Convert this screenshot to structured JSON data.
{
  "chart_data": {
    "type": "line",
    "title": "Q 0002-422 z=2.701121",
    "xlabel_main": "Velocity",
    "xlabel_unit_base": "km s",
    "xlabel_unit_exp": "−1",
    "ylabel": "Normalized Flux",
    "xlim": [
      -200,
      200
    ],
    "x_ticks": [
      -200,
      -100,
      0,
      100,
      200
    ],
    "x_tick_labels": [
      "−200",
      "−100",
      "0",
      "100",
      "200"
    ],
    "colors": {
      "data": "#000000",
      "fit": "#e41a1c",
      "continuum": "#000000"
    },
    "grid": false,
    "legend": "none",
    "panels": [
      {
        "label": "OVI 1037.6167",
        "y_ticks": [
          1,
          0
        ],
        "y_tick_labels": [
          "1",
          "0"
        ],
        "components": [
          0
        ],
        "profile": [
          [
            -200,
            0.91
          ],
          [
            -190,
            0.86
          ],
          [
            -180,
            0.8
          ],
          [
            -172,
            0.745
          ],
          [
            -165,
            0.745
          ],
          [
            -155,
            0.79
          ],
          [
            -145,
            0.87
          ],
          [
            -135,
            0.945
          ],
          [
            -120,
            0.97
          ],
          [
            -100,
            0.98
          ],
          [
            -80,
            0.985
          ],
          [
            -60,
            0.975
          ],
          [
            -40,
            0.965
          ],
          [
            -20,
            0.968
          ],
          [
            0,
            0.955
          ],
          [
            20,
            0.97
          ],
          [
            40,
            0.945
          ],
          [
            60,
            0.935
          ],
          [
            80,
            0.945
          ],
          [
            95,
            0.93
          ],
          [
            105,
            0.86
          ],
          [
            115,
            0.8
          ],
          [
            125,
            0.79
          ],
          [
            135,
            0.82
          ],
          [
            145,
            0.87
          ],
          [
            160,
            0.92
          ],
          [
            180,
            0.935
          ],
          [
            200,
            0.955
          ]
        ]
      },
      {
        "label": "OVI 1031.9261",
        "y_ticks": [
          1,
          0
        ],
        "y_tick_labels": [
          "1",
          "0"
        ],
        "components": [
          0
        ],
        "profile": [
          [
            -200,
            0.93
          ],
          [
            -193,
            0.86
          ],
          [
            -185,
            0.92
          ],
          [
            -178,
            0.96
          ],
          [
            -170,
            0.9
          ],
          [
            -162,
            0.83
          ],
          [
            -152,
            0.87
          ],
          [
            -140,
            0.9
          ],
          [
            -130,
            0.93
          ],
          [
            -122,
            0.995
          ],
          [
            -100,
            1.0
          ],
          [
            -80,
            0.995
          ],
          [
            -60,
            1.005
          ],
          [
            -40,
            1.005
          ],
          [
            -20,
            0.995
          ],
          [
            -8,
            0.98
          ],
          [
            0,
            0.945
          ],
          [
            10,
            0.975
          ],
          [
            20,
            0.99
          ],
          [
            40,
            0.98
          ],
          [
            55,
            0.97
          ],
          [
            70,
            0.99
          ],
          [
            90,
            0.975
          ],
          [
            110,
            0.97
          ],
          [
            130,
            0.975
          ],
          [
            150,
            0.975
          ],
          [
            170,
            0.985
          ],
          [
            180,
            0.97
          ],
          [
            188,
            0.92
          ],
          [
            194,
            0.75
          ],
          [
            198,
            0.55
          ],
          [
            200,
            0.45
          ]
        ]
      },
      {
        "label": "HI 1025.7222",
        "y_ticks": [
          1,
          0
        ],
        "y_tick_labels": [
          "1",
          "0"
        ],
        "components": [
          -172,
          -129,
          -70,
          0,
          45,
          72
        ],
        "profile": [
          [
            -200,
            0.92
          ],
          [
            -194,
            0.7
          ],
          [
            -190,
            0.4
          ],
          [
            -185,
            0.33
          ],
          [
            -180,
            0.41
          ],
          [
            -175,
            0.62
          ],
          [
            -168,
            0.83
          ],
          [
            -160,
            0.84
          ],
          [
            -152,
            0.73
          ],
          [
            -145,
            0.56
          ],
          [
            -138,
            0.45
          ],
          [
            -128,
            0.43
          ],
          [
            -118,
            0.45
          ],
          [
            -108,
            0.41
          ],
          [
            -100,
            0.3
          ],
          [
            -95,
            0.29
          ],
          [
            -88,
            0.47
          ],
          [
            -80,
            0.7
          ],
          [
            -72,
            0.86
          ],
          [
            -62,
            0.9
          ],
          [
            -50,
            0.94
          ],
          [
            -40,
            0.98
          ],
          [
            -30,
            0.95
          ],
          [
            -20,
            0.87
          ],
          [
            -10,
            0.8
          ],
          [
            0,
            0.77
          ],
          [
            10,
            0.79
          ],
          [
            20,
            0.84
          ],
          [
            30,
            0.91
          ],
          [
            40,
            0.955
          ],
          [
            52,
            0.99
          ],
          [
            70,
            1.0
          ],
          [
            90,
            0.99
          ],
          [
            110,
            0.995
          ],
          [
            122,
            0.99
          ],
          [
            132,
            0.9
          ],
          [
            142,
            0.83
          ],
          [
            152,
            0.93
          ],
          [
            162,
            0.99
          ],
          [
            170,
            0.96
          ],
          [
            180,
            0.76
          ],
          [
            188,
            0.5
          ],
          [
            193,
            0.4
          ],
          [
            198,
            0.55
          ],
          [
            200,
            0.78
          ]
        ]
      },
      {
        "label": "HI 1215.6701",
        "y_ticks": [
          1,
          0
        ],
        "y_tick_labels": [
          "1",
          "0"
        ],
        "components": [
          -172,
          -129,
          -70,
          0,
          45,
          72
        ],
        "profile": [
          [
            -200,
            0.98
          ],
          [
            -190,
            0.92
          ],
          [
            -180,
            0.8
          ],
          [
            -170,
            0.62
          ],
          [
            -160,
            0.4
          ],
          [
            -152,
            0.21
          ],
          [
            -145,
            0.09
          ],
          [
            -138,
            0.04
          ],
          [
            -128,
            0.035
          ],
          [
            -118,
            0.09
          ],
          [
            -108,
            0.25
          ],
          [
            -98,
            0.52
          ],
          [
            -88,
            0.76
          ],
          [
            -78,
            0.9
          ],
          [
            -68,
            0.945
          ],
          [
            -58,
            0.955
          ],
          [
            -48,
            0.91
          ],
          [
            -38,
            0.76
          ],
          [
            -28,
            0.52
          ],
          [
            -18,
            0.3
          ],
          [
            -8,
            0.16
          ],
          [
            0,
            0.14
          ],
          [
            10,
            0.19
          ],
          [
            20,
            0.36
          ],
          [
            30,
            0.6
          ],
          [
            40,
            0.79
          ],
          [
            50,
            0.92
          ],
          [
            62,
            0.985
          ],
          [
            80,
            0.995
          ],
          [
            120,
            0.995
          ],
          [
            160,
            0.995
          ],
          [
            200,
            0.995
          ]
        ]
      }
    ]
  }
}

━━━━━━━━━━━━━━━━

## Given problem
Each record must be returned exactly as it is written.

## Response to this task
Convert this screenshot to structured JSON data.
{
  "chart_data": {
    "type": "line",
    "title": "Q 0002-422 z=2.701121",
    "xlabel_main": "Velocity",
    "xlabel_unit_base": "km s",
    "xlabel_unit_exp": "−1",
    "ylabel": "Normalized Flux",
    "xlim": [
      -200,
      200
    ],
    "x_ticks": [
      -200,
      -100,
      0,
      100,
      200
    ],
    "x_tick_labels": [
      "−200",
      "−100",
      "0",
      "100",
      "200"
    ],
    "colors": {
      "data": "#000000",
      "fit": "#e41a1c",
      "continuum": "#000000"
    },
    "grid": false,
    "legend": "none",
    "panels": [
      {
        "label": "OVI 1037.6167",
        "y_ticks": [
          1,
          0
        ],
        "y_tick_labels": [
          "1",
          "0"
        ],
        "components": [
          0
        ],
        "profile": [
          [
            -200,
            0.91
          ],
          [
            -190,
            0.86
          ],
          [
            -180,
            0.8
          ],
          [
            -172,
            0.745
          ],
          [
            -165,
            0.745
          ],
          [
            -155,
            0.79
          ],
          [
            -145,
            0.87
          ],
          [
            -135,
            0.945
          ],
          [
            -120,
            0.97
          ],
          [
            -100,
            0.98
          ],
          [
            -80,
            0.985
          ],
          [
            -60,
            0.975
          ],
          [
            -40,
            0.965
          ],
          [
            -20,
            0.968
          ],
          [
            0,
            0.955
          ],
          [
            20,
            0.97
          ],
          [
            40,
            0.945
          ],
          [
            60,
            0.935
          ],
          [
            80,
            0.945
          ],
          [
            95,
            0.93
          ],
          [
            105,
            0.86
          ],
          [
            115,
            0.8
          ],
          [
            125,
            0.79
          ],
          [
            135,
            0.82
          ],
          [
            145,
            0.87
          ],
          [
            160,
            0.92
          ],
          [
            180,
            0.935
          ],
          [
            200,
            0.955
          ]
        ]
      },
      {
        "label": "OVI 1031.9261",
        "y_ticks": [
          1,
          0
        ],
        "y_tick_labels": [
          "1",
          "0"
        ],
        "components": [
          0
        ],
        "profile": [
          [
            -200,
            0.93
          ],
          [
            -193,
            0.86
          ],
          [
            -185,
            0.92
          ],
          [
            -178,
            0.96
          ],
          [
            -170,
            0.9
          ],
          [
            -162,
            0.83
          ],
          [
            -152,
            0.87
          ],
          [
            -140,
            0.9
          ],
          [
            -130,
            0.93
          ],
          [
            -122,
            0.995
          ],
          [
            -100,
            1.0
          ],
          [
            -80,
            0.995
          ],
          [
            -60,
            1.005
          ],
          [
            -40,
            1.005
          ],
          [
            -20,
            0.995
          ],
          [
            -8,
            0.98
          ],
          [
            0,
            0.945
          ],
          [
            10,
            0.975
          ],
          [
            20,
            0.99
          ],
          [
            40,
            0.98
          ],
          [
            55,
            0.97
          ],
          [
            70,
            0.99
          ],
          [
            90,
            0.975
          ],
          [
            110,
            0.97
          ],
          [
            130,
            0.975
          ],
          [
            150,
            0.975
          ],
          [
            170,
            0.985
          ],
          [
            180,
            0.97
          ],
          [
            188,
            0.92
          ],
          [
            194,
            0.75
          ],
          [
            198,
            0.55
          ],
          [
            200,
            0.45
          ]
        ]
      },
      {
        "label": "HI 1025.7222",
        "y_ticks": [
          1,
          0
        ],
        "y_tick_labels": [
          "1",
          "0"
        ],
        "components": [
          -172,
          -129,
          -70,
          0,
          45,
          72
        ],
        "profile": [
          [
            -200,
            0.92
          ],
          [
            -194,
            0.7
          ],
          [
            -190,
            0.4
          ],
          [
            -185,
            0.33
          ],
          [
            -180,
            0.41
          ],
          [
            -175,
            0.62
          ],
          [
            -168,
            0.83
          ],
          [
            -160,
            0.84
          ],
          [
            -152,
            0.73
          ],
          [
            -145,
            0.56
          ],
          [
            -138,
            0.45
          ],
          [
            -128,
            0.43
          ],
          [
            -118,
            0.45
          ],
          [
            -108,
            0.41
          ],
          [
            -100,
            0.3
          ],
          [
            -95,
            0.29
          ],
          [
            -88,
            0.47
          ],
          [
            -80,
            0.7
          ],
          [
            -72,
            0.86
          ],
          [
            -62,
            0.9
          ],
          [
            -50,
            0.94
          ],
          [
            -40,
            0.98
          ],
          [
            -30,
            0.95
          ],
          [
            -20,
            0.87
          ],
          [
            -10,
            0.8
          ],
          [
            0,
            0.77
          ],
          [
            10,
            0.79
          ],
          [
            20,
            0.84
          ],
          [
            30,
            0.91
          ],
          [
            40,
            0.955
          ],
          [
            52,
            0.99
          ],
          [
            70,
            1.0
          ],
          [
            90,
            0.99
          ],
          [
            110,
            0.995
          ],
          [
            122,
            0.99
          ],
          [
            132,
            0.9
          ],
          [
            142,
            0.83
          ],
          [
            152,
            0.93
          ],
          [
            162,
            0.99
          ],
          [
            170,
            0.96
          ],
          [
            180,
            0.76
          ],
          [
            188,
            0.5
          ],
          [
            193,
            0.4
          ],
          [
            198,
            0.55
          ],
          [
            200,
            0.78
          ]
        ]
      },
      {
        "label": "HI 1215.6701",
        "y_ticks": [
          1,
          0
        ],
        "y_tick_labels": [
          "1",
          "0"
        ],
        "components": [
          -172,
          -129,
          -70,
          0,
          45,
          72
        ],
        "profile": [
          [
            -200,
            0.98
          ],
          [
            -190,
            0.92
          ],
          [
            -180,
            0.8
          ],
          [
            -170,
            0.62
          ],
          [
            -160,
            0.4
          ],
          [
            -152,
            0.21
          ],
          [
            -145,
            0.09
          ],
          [
            -138,
            0.04
          ],
          [
            -128,
            0.035
          ],
          [
            -118,
            0.09
          ],
          [
            -108,
            0.25
          ],
          [
            -98,
            0.52
          ],
          [
            -88,
            0.76
          ],
          [
            -78,
            0.9
          ],
          [
            -68,
            0.945
          ],
          [
            -58,
            0.955
          ],
          [
            -48,
            0.91
          ],
          [
            -38,
            0.76
          ],
          [
            -28,
            0.52
          ],
          [
            -18,
            0.3
          ],
          [
            -8,
            0.16
          ],
          [
            0,
            0.14
          ],
          [
            10,
            0.19
          ],
          [
            20,
            0.36
          ],
          [
            30,
            0.6
          ],
          [
            40,
            0.79
          ],
          [
            50,
            0.92
          ],
          [
            62,
            0.985
          ],
          [
            80,
            0.995
          ],
          [
            120,
            0.995
          ],
          [
            160,
            0.995
          ],
          [
            200,
            0.995
          ]
        ]
      }
    ]
  }
}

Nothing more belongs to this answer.